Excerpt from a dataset

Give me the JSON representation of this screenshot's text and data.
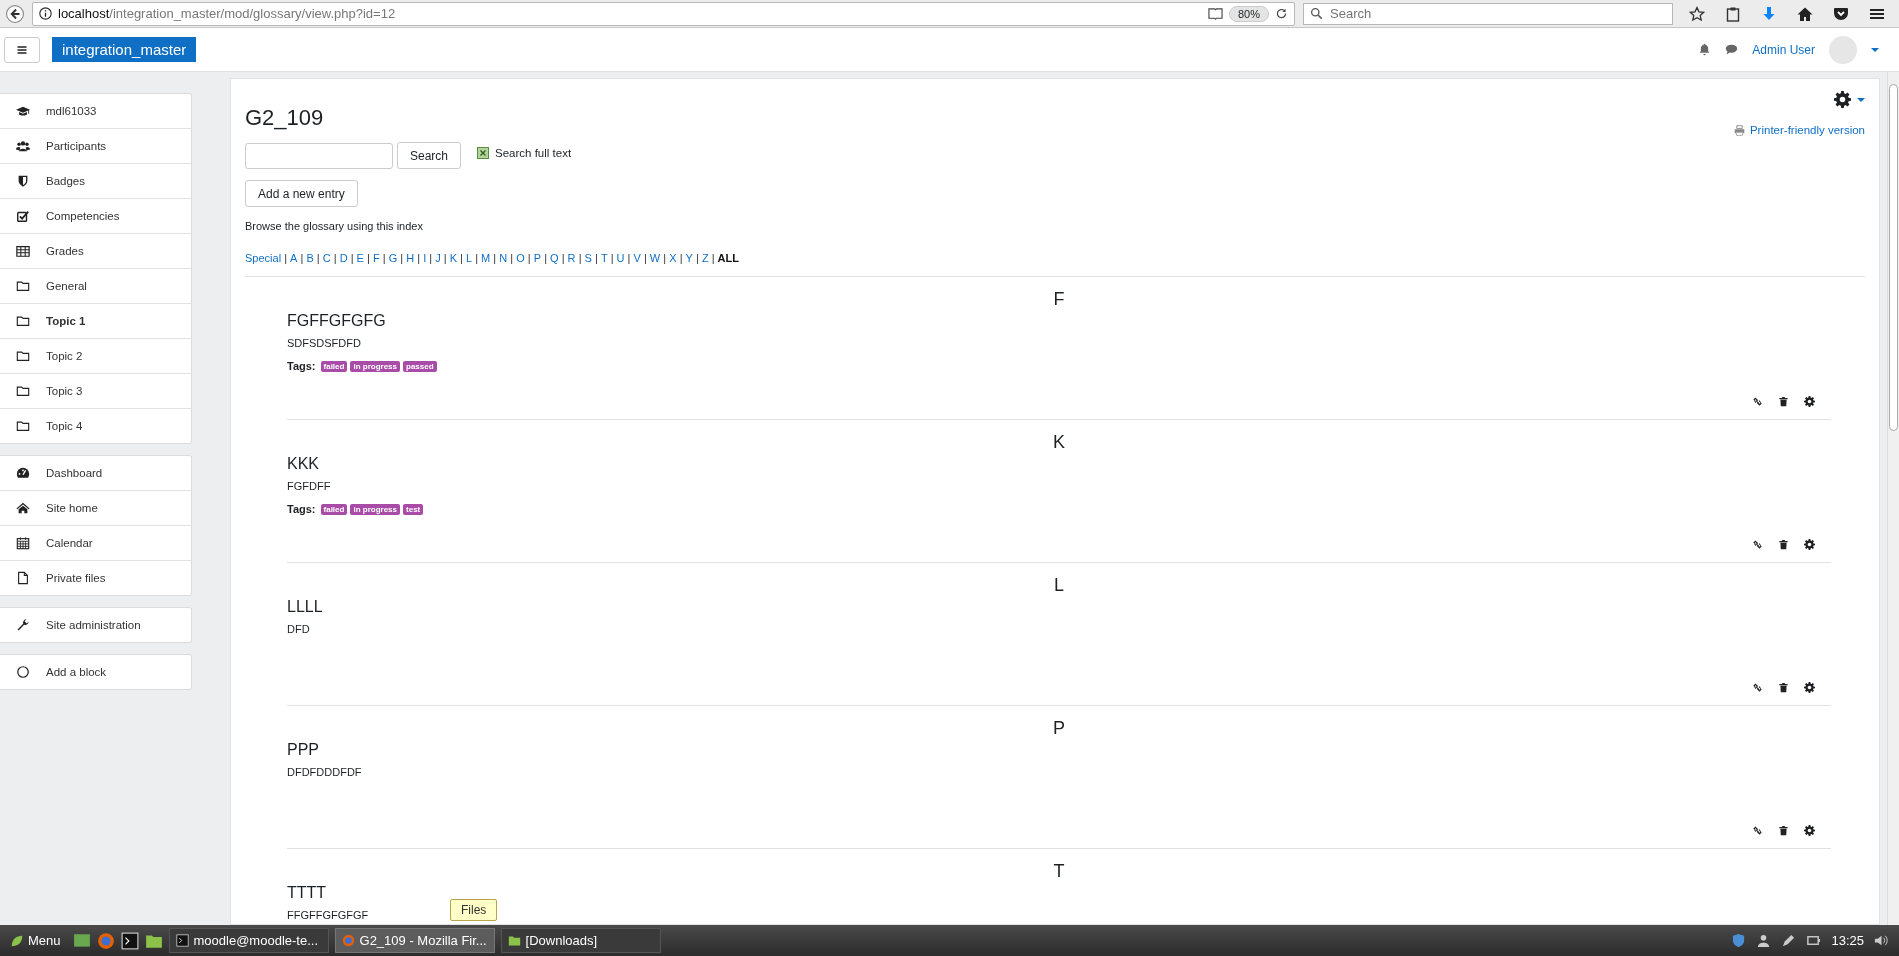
{
  "browser": {
    "url_host": "localhost",
    "url_path": "/integration_master/mod/glossary/view.php?id=12",
    "zoom": "80%",
    "search_placeholder": "Search"
  },
  "navbar": {
    "brand": "integration_master",
    "user": "Admin User"
  },
  "sidebar": [
    [
      {
        "label": "mdl61033",
        "kind": "course",
        "active": false
      },
      {
        "label": "Participants",
        "kind": "participants",
        "active": false
      },
      {
        "label": "Badges",
        "kind": "badges",
        "active": false
      },
      {
        "label": "Competencies",
        "kind": "competencies",
        "active": false
      },
      {
        "label": "Grades",
        "kind": "grades",
        "active": false
      },
      {
        "label": "General",
        "kind": "section",
        "active": false
      },
      {
        "label": "Topic 1",
        "kind": "section",
        "active": true
      },
      {
        "label": "Topic 2",
        "kind": "section",
        "active": false
      },
      {
        "label": "Topic 3",
        "kind": "section",
        "active": false
      },
      {
        "label": "Topic 4",
        "kind": "section",
        "active": false
      }
    ],
    [
      {
        "label": "Dashboard",
        "kind": "dashboard",
        "active": false
      },
      {
        "label": "Site home",
        "kind": "home",
        "active": false
      },
      {
        "label": "Calendar",
        "kind": "calendar",
        "active": false
      },
      {
        "label": "Private files",
        "kind": "files",
        "active": false
      }
    ],
    [
      {
        "label": "Site administration",
        "kind": "admin",
        "active": false
      }
    ],
    [
      {
        "label": "Add a block",
        "kind": "block",
        "active": false
      }
    ]
  ],
  "page": {
    "title": "G2_109",
    "printer_link": "Printer-friendly version",
    "search_button": "Search",
    "full_text": {
      "label": "Search full text",
      "checked": true
    },
    "add_button": "Add a new entry",
    "browse_text": "Browse the glossary using this index",
    "index": [
      {
        "label": "Special",
        "selected": false
      },
      {
        "sep": "|",
        "label": "A",
        "selected": false
      },
      {
        "sep": "|",
        "label": "B",
        "selected": false
      },
      {
        "sep": "|",
        "label": "C",
        "selected": false
      },
      {
        "sep": "|",
        "label": "D",
        "selected": false
      },
      {
        "sep": "|",
        "label": "E",
        "selected": false
      },
      {
        "sep": "|",
        "label": "F",
        "selected": false
      },
      {
        "sep": "|",
        "label": "G",
        "selected": false
      },
      {
        "sep": "|",
        "label": "H",
        "selected": false
      },
      {
        "sep": "|",
        "label": "I",
        "selected": false
      },
      {
        "sep": "|",
        "label": "J",
        "selected": false
      },
      {
        "sep": "|",
        "label": "K",
        "selected": false
      },
      {
        "sep": "|",
        "label": "L",
        "selected": false
      },
      {
        "sep": "|",
        "label": "M",
        "selected": false
      },
      {
        "sep": "|",
        "label": "N",
        "selected": false
      },
      {
        "sep": "|",
        "label": "O",
        "selected": false
      },
      {
        "sep": "|",
        "label": "P",
        "selected": false
      },
      {
        "sep": "|",
        "label": "Q",
        "selected": false
      },
      {
        "sep": "|",
        "label": "R",
        "selected": false
      },
      {
        "sep": "|",
        "label": "S",
        "selected": false
      },
      {
        "sep": "|",
        "label": "T",
        "selected": false
      },
      {
        "sep": "|",
        "label": "U",
        "selected": false
      },
      {
        "sep": "|",
        "label": "V",
        "selected": false
      },
      {
        "sep": "|",
        "label": "W",
        "selected": false
      },
      {
        "sep": "|",
        "label": "X",
        "selected": false
      },
      {
        "sep": "|",
        "label": "Y",
        "selected": false
      },
      {
        "sep": "|",
        "label": "Z",
        "selected": false
      },
      {
        "sep": "|",
        "label": "ALL",
        "selected": true
      }
    ],
    "entries": [
      {
        "letter": "F",
        "concept": "FGFFGFGFG",
        "definition": "SDFSDSFDFD",
        "tags_label": "Tags:",
        "tags": [
          "failed",
          "in progress",
          "passed"
        ]
      },
      {
        "letter": "K",
        "concept": "KKK",
        "definition": "FGFDFF",
        "tags_label": "Tags:",
        "tags": [
          "failed",
          "in progress",
          "test"
        ]
      },
      {
        "letter": "L",
        "concept": "LLLL",
        "definition": "DFD"
      },
      {
        "letter": "P",
        "concept": "PPP",
        "definition": "DFDFDDDFDF"
      },
      {
        "letter": "T",
        "concept": "TTTT",
        "definition": "FFGFFGFGFGF"
      }
    ]
  },
  "taskbar": {
    "menu": "Menu",
    "tasks": [
      {
        "label": "moodle@moodle-te...",
        "kind": "terminal",
        "selected": false
      },
      {
        "label": "G2_109 - Mozilla Fir...",
        "kind": "browser",
        "selected": true
      },
      {
        "label": "[Downloads]",
        "kind": "folder",
        "selected": false
      }
    ],
    "tooltip": "Files",
    "time": "13:25"
  }
}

__STATED TASK__: Print the complete listing exactly as it stands, without its pictures.

__FINISHED ANSWER__:
Give me the JSON representation of this screenshot's text and data.
{
  "browser": {
    "url_host": "localhost",
    "url_path": "/integration_master/mod/glossary/view.php?id=12",
    "zoom": "80%",
    "search_placeholder": "Search"
  },
  "navbar": {
    "brand": "integration_master",
    "user": "Admin User"
  },
  "sidebar": [
    [
      {
        "label": "mdl61033",
        "kind": "course",
        "active": false
      },
      {
        "label": "Participants",
        "kind": "participants",
        "active": false
      },
      {
        "label": "Badges",
        "kind": "badges",
        "active": false
      },
      {
        "label": "Competencies",
        "kind": "competencies",
        "active": false
      },
      {
        "label": "Grades",
        "kind": "grades",
        "active": false
      },
      {
        "label": "General",
        "kind": "section",
        "active": false
      },
      {
        "label": "Topic 1",
        "kind": "section",
        "active": true
      },
      {
        "label": "Topic 2",
        "kind": "section",
        "active": false
      },
      {
        "label": "Topic 3",
        "kind": "section",
        "active": false
      },
      {
        "label": "Topic 4",
        "kind": "section",
        "active": false
      }
    ],
    [
      {
        "label": "Dashboard",
        "kind": "dashboard",
        "active": false
      },
      {
        "label": "Site home",
        "kind": "home",
        "active": false
      },
      {
        "label": "Calendar",
        "kind": "calendar",
        "active": false
      },
      {
        "label": "Private files",
        "kind": "files",
        "active": false
      }
    ],
    [
      {
        "label": "Site administration",
        "kind": "admin",
        "active": false
      }
    ],
    [
      {
        "label": "Add a block",
        "kind": "block",
        "active": false
      }
    ]
  ],
  "page": {
    "title": "G2_109",
    "printer_link": "Printer-friendly version",
    "search_button": "Search",
    "full_text": {
      "label": "Search full text",
      "checked": true
    },
    "add_button": "Add a new entry",
    "browse_text": "Browse the glossary using this index",
    "index": [
      {
        "label": "Special",
        "selected": false
      },
      {
        "sep": "|",
        "label": "A",
        "selected": false
      },
      {
        "sep": "|",
        "label": "B",
        "selected": false
      },
      {
        "sep": "|",
        "label": "C",
        "selected": false
      },
      {
        "sep": "|",
        "label": "D",
        "selected": false
      },
      {
        "sep": "|",
        "label": "E",
        "selected": false
      },
      {
        "sep": "|",
        "label": "F",
        "selected": false
      },
      {
        "sep": "|",
        "label": "G",
        "selected": false
      },
      {
        "sep": "|",
        "label": "H",
        "selected": false
      },
      {
        "sep": "|",
        "label": "I",
        "selected": false
      },
      {
        "sep": "|",
        "label": "J",
        "selected": false
      },
      {
        "sep": "|",
        "label": "K",
        "selected": false
      },
      {
        "sep": "|",
        "label": "L",
        "selected": false
      },
      {
        "sep": "|",
        "label": "M",
        "selected": false
      },
      {
        "sep": "|",
        "label": "N",
        "selected": false
      },
      {
        "sep": "|",
        "label": "O",
        "selected": false
      },
      {
        "sep": "|",
        "label": "P",
        "selected": false
      },
      {
        "sep": "|",
        "label": "Q",
        "selected": false
      },
      {
        "sep": "|",
        "label": "R",
        "selected": false
      },
      {
        "sep": "|",
        "label": "S",
        "selected": false
      },
      {
        "sep": "|",
        "label": "T",
        "selected": false
      },
      {
        "sep": "|",
        "label": "U",
        "selected": false
      },
      {
        "sep": "|",
        "label": "V",
        "selected": false
      },
      {
        "sep": "|",
        "label": "W",
        "selected": false
      },
      {
        "sep": "|",
        "label": "X",
        "selected": false
      },
      {
        "sep": "|",
        "label": "Y",
        "selected": false
      },
      {
        "sep": "|",
        "label": "Z",
        "selected": false
      },
      {
        "sep": "|",
        "label": "ALL",
        "selected": true
      }
    ],
    "entries": [
      {
        "letter": "F",
        "concept": "FGFFGFGFG",
        "definition": "SDFSDSFDFD",
        "tags_label": "Tags:",
        "tags": [
          "failed",
          "in progress",
          "passed"
        ]
      },
      {
        "letter": "K",
        "concept": "KKK",
        "definition": "FGFDFF",
        "tags_label": "Tags:",
        "tags": [
          "failed",
          "in progress",
          "test"
        ]
      },
      {
        "letter": "L",
        "concept": "LLLL",
        "definition": "DFD"
      },
      {
        "letter": "P",
        "concept": "PPP",
        "definition": "DFDFDDDFDF"
      },
      {
        "letter": "T",
        "concept": "TTTT",
        "definition": "FFGFFGFGFGF"
      }
    ]
  },
  "taskbar": {
    "menu": "Menu",
    "tasks": [
      {
        "label": "moodle@moodle-te...",
        "kind": "terminal",
        "selected": false
      },
      {
        "label": "G2_109 - Mozilla Fir...",
        "kind": "browser",
        "selected": true
      },
      {
        "label": "[Downloads]",
        "kind": "folder",
        "selected": false
      }
    ],
    "tooltip": "Files",
    "time": "13:25"
  }
}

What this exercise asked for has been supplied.